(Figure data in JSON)
◆ ◆ ◆ ◆ ◆
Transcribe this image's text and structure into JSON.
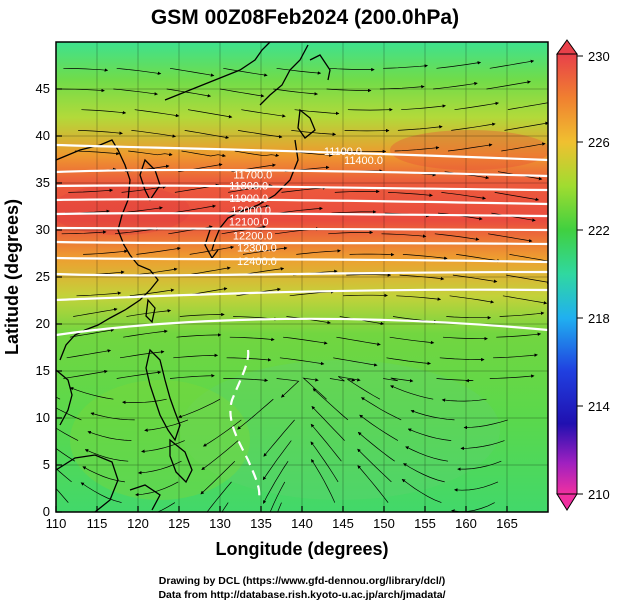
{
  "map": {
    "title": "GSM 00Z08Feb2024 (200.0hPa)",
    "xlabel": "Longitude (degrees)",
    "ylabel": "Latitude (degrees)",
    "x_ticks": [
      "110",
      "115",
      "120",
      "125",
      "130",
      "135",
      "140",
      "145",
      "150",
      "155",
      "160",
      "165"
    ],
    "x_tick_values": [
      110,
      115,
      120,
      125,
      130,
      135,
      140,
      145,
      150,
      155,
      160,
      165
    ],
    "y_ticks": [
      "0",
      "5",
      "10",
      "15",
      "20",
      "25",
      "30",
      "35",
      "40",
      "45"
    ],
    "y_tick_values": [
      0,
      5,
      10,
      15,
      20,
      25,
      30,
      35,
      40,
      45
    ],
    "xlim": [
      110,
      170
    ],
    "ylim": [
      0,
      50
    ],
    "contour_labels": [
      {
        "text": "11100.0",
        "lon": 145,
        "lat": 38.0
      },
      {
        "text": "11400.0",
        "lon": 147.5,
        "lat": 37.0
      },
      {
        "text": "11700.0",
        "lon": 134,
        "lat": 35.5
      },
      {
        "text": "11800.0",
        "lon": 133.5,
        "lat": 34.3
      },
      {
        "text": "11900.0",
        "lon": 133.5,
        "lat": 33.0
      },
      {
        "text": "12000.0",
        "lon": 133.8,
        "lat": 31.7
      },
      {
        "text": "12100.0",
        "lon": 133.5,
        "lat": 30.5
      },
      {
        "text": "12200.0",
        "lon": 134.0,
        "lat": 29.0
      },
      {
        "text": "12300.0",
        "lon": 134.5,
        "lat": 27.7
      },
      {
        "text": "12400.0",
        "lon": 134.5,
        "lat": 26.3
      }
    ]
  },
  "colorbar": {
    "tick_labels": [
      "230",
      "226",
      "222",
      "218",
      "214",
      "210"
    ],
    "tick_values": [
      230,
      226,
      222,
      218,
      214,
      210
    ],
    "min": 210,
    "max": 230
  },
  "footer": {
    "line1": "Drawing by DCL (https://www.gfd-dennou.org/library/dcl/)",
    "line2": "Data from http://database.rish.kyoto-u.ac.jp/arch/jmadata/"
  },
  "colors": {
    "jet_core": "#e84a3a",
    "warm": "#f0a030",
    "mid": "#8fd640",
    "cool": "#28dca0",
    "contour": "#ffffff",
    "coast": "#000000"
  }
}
◆ ◆ ◆ ◆ ◆
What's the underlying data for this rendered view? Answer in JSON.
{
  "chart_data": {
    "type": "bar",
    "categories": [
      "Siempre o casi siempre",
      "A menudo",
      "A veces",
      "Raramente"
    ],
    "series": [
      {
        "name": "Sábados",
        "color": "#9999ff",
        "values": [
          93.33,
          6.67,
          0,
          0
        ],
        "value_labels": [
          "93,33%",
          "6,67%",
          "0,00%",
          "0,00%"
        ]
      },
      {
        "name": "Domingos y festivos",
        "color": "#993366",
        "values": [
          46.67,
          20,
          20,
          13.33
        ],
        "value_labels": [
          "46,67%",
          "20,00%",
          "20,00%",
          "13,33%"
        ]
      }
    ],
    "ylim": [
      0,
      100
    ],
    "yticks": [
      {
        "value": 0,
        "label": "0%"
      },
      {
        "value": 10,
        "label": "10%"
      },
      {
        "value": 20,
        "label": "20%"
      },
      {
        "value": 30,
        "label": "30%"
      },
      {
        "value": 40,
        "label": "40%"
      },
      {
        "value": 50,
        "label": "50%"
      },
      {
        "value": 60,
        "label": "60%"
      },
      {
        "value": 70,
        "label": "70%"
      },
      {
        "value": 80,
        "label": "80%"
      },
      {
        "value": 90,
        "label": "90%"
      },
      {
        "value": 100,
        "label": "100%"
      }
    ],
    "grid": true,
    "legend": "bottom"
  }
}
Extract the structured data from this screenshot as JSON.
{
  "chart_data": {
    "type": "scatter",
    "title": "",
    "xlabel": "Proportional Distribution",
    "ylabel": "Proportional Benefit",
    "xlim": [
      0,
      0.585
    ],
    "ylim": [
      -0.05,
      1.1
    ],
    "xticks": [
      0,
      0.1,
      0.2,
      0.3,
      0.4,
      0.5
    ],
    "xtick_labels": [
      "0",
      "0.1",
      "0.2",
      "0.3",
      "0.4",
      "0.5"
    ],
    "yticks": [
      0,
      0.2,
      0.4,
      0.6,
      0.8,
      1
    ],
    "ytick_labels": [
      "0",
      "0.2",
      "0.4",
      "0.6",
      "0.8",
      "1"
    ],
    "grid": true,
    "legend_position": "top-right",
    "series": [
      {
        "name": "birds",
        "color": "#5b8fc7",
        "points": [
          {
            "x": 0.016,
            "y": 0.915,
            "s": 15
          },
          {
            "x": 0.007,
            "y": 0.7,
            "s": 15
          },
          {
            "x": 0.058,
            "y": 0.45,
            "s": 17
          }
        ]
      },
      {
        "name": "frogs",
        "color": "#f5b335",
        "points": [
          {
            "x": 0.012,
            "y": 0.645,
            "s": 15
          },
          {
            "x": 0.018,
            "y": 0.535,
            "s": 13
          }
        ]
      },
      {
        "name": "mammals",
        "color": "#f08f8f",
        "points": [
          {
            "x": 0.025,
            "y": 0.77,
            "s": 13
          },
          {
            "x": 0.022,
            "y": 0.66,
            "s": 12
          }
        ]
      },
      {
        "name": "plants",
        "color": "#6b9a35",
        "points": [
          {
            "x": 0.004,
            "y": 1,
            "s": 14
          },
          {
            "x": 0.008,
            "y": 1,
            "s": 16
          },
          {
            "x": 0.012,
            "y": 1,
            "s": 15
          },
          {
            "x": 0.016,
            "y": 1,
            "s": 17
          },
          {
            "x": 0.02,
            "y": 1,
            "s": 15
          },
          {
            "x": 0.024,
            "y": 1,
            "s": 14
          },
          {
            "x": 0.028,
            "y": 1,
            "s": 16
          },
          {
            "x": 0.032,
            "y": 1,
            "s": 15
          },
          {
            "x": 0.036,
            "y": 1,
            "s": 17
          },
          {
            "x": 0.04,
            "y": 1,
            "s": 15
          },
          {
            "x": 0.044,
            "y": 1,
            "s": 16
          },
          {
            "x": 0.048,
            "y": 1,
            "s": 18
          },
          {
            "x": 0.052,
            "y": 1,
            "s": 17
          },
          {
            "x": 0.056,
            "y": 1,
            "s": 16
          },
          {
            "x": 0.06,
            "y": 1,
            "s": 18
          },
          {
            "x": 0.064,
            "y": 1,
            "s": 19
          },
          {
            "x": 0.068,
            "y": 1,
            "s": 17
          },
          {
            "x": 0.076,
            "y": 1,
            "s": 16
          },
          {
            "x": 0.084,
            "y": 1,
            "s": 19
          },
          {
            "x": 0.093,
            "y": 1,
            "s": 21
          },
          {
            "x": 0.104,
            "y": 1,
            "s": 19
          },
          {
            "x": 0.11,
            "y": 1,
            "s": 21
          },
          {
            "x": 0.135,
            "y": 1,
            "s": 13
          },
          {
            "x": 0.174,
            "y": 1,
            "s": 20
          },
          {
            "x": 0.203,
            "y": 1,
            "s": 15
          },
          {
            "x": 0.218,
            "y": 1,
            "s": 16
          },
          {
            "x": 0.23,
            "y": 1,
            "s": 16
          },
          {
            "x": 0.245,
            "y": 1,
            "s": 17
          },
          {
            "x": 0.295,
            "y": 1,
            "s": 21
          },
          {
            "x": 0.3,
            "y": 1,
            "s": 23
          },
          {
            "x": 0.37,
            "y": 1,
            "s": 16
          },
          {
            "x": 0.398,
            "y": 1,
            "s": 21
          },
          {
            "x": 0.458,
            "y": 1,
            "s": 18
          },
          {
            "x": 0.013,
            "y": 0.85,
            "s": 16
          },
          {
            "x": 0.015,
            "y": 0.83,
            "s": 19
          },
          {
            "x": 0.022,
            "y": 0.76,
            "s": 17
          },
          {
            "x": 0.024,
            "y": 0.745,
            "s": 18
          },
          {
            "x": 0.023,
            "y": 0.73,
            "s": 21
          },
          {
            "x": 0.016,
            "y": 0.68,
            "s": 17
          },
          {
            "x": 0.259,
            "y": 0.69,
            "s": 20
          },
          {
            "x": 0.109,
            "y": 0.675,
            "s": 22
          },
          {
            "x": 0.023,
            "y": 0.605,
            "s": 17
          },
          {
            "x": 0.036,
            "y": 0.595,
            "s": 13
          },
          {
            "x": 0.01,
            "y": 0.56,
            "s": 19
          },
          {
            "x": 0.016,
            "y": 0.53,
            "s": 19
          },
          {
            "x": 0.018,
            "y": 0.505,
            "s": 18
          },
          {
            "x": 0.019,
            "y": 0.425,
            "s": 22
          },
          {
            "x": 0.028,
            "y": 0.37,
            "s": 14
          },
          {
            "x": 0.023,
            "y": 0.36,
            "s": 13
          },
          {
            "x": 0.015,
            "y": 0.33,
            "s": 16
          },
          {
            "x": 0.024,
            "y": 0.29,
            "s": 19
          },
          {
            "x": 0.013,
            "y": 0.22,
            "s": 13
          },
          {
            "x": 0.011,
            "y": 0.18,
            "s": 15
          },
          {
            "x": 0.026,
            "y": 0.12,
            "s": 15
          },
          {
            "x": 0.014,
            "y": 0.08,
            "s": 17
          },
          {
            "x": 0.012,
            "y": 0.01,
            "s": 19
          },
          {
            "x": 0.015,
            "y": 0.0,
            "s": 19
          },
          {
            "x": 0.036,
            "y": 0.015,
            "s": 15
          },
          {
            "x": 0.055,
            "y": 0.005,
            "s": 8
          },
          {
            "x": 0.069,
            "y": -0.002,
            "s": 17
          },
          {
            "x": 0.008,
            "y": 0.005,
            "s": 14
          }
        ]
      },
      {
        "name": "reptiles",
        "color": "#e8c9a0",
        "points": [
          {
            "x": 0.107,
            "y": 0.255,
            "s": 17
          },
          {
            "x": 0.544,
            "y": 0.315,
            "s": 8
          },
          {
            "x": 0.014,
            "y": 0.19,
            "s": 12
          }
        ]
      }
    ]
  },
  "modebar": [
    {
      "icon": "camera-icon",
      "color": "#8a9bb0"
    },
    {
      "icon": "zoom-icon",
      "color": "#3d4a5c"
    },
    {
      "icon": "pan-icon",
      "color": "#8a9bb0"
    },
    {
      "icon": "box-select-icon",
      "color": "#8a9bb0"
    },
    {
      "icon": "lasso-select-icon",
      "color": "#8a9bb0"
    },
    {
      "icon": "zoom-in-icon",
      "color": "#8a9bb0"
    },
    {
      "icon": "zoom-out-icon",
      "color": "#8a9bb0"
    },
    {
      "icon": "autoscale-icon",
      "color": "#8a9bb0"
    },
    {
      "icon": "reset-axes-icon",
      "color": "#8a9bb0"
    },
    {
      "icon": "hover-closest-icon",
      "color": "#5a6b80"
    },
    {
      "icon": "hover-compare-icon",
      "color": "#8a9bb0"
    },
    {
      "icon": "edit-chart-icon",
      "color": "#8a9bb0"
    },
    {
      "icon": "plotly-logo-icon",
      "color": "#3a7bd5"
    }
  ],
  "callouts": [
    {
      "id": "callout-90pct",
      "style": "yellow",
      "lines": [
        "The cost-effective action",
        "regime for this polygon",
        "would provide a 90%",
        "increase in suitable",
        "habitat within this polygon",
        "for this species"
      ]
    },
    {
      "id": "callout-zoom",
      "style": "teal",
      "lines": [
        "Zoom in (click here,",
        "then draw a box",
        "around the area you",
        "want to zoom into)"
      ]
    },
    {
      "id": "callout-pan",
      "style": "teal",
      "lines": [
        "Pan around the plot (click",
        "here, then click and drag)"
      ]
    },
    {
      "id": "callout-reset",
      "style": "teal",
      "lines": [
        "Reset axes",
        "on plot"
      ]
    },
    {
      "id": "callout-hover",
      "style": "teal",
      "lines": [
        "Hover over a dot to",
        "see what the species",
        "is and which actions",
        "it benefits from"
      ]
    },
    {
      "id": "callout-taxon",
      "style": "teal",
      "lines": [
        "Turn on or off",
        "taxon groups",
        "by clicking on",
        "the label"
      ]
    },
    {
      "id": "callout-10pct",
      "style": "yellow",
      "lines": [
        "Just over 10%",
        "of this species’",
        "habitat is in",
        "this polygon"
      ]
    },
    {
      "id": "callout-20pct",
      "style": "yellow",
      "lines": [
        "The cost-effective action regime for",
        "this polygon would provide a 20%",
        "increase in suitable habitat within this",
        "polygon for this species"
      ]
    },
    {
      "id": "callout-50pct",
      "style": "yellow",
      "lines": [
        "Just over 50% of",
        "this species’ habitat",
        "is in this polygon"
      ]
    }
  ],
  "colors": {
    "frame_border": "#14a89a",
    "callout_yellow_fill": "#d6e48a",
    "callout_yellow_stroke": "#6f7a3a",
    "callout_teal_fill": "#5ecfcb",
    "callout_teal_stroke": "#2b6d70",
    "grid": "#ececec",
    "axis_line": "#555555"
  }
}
◆ ◆ ◆ ◆ ◆
▶ EXERCISE PROMPT
Read the lines above. Gather those in which the string "text" is found.

▶ CORRECT RESULT
Transcribe this image's text and structure into JSON.
        "text": "11100.0",
        "text": "11400.0",
        "text": "11700.0",
        "text": "11800.0",
        "text": "11900.0",
        "text": "12000.0",
        "text": "12100.0",
        "text": "12200.0",
        "text": "12300.0",
        "text": "12400.0",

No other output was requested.